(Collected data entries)
** Start **
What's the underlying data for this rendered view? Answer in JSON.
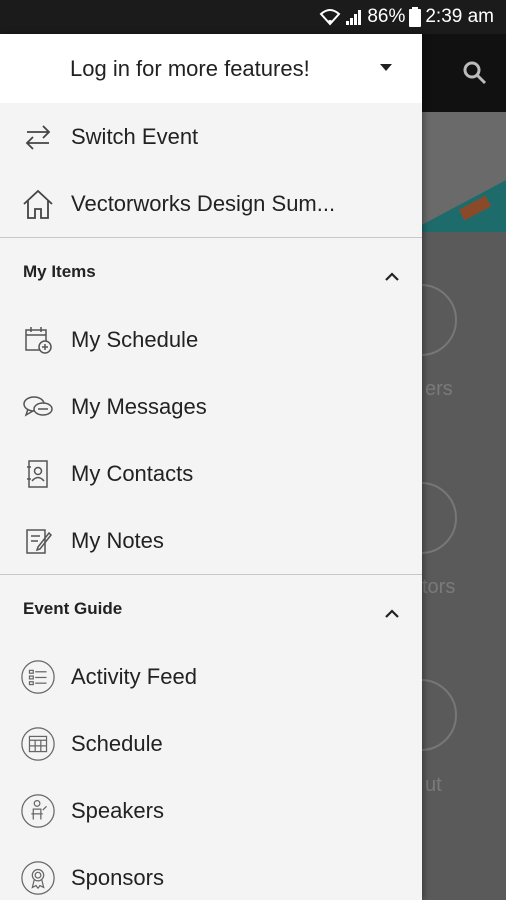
{
  "status_bar": {
    "battery": "86%",
    "time": "2:39 am",
    "icons": [
      "wifi-icon",
      "signal-icon",
      "battery-icon"
    ]
  },
  "drawer": {
    "header_label": "Log in for more features!",
    "top_items": [
      {
        "label": "Switch Event",
        "icon": "switch-arrows-icon"
      },
      {
        "label": "Vectorworks Design Sum...",
        "icon": "home-icon"
      }
    ],
    "sections": [
      {
        "title": "My Items",
        "items": [
          {
            "label": "My Schedule",
            "icon": "calendar-add-icon"
          },
          {
            "label": "My Messages",
            "icon": "chat-bubbles-icon"
          },
          {
            "label": "My Contacts",
            "icon": "contact-card-icon"
          },
          {
            "label": "My Notes",
            "icon": "note-edit-icon"
          }
        ]
      },
      {
        "title": "Event Guide",
        "items": [
          {
            "label": "Activity Feed",
            "icon": "activity-feed-icon"
          },
          {
            "label": "Schedule",
            "icon": "calendar-icon"
          },
          {
            "label": "Speakers",
            "icon": "speaker-icon"
          },
          {
            "label": "Sponsors",
            "icon": "ribbon-award-icon"
          }
        ]
      }
    ]
  },
  "background": {
    "tile_labels": [
      "ers",
      "tors",
      "ut"
    ]
  },
  "colors": {
    "drawer_bg": "#f4f4f4",
    "header_bg": "#ffffff",
    "status_bar": "#1b1b1b",
    "app_bar": "#111111",
    "accent_teal": "#1e6b6b"
  }
}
** End **
Reproduce every entry word for word, but skip any pictures.

[SOLUTION FOR THIS EXERCISE]
What's the underlying data for this rendered view? Answer in JSON.
{
  "status_bar": {
    "battery": "86%",
    "time": "2:39 am",
    "icons": [
      "wifi-icon",
      "signal-icon",
      "battery-icon"
    ]
  },
  "drawer": {
    "header_label": "Log in for more features!",
    "top_items": [
      {
        "label": "Switch Event",
        "icon": "switch-arrows-icon"
      },
      {
        "label": "Vectorworks Design Sum...",
        "icon": "home-icon"
      }
    ],
    "sections": [
      {
        "title": "My Items",
        "items": [
          {
            "label": "My Schedule",
            "icon": "calendar-add-icon"
          },
          {
            "label": "My Messages",
            "icon": "chat-bubbles-icon"
          },
          {
            "label": "My Contacts",
            "icon": "contact-card-icon"
          },
          {
            "label": "My Notes",
            "icon": "note-edit-icon"
          }
        ]
      },
      {
        "title": "Event Guide",
        "items": [
          {
            "label": "Activity Feed",
            "icon": "activity-feed-icon"
          },
          {
            "label": "Schedule",
            "icon": "calendar-icon"
          },
          {
            "label": "Speakers",
            "icon": "speaker-icon"
          },
          {
            "label": "Sponsors",
            "icon": "ribbon-award-icon"
          }
        ]
      }
    ]
  },
  "background": {
    "tile_labels": [
      "ers",
      "tors",
      "ut"
    ]
  },
  "colors": {
    "drawer_bg": "#f4f4f4",
    "header_bg": "#ffffff",
    "status_bar": "#1b1b1b",
    "app_bar": "#111111",
    "accent_teal": "#1e6b6b"
  }
}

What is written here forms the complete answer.